---- Exercise inputs
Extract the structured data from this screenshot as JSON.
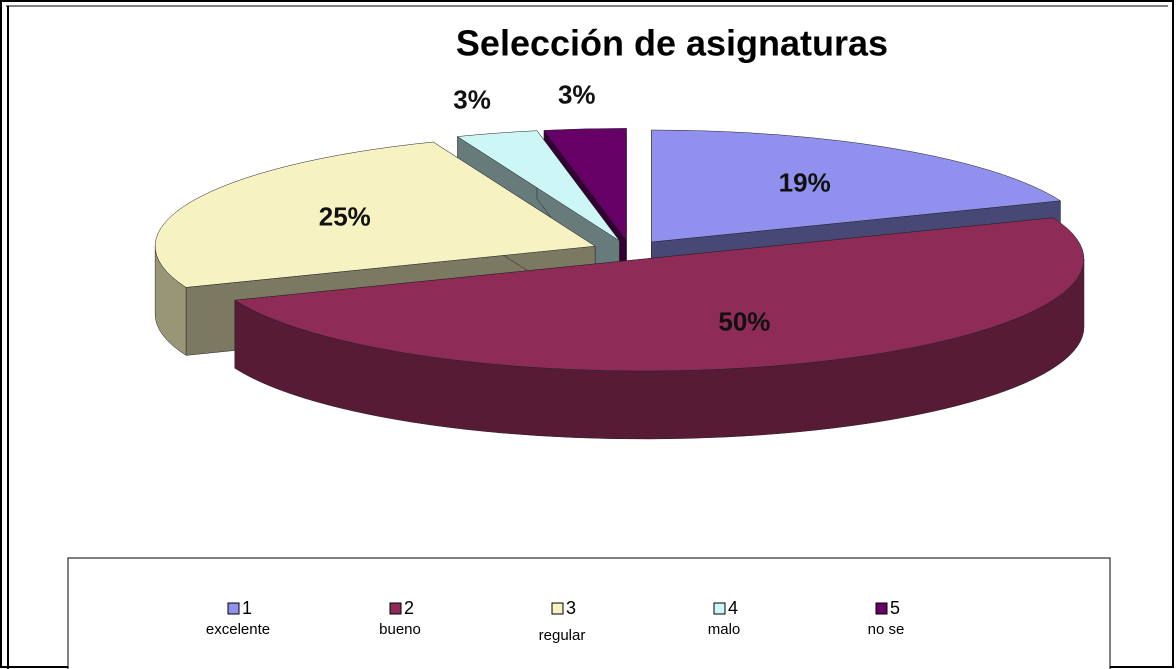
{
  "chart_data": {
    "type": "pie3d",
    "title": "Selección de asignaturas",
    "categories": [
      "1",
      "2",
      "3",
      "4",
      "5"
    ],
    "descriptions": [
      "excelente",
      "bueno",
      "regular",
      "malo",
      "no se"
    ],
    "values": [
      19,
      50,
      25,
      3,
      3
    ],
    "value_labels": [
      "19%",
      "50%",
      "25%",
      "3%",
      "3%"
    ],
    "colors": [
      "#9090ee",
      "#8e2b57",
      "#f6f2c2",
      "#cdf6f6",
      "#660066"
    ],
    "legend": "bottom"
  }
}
--------
Request.
Reproduce every line precisely as given, omitting all pictures.

Result for this exercise.
Extract the structured data from this screenshot as JSON.
{
  "chart_data": {
    "type": "pie3d",
    "title": "Selección de asignaturas",
    "categories": [
      "1",
      "2",
      "3",
      "4",
      "5"
    ],
    "descriptions": [
      "excelente",
      "bueno",
      "regular",
      "malo",
      "no se"
    ],
    "values": [
      19,
      50,
      25,
      3,
      3
    ],
    "value_labels": [
      "19%",
      "50%",
      "25%",
      "3%",
      "3%"
    ],
    "colors": [
      "#9090ee",
      "#8e2b57",
      "#f6f2c2",
      "#cdf6f6",
      "#660066"
    ],
    "legend": "bottom"
  }
}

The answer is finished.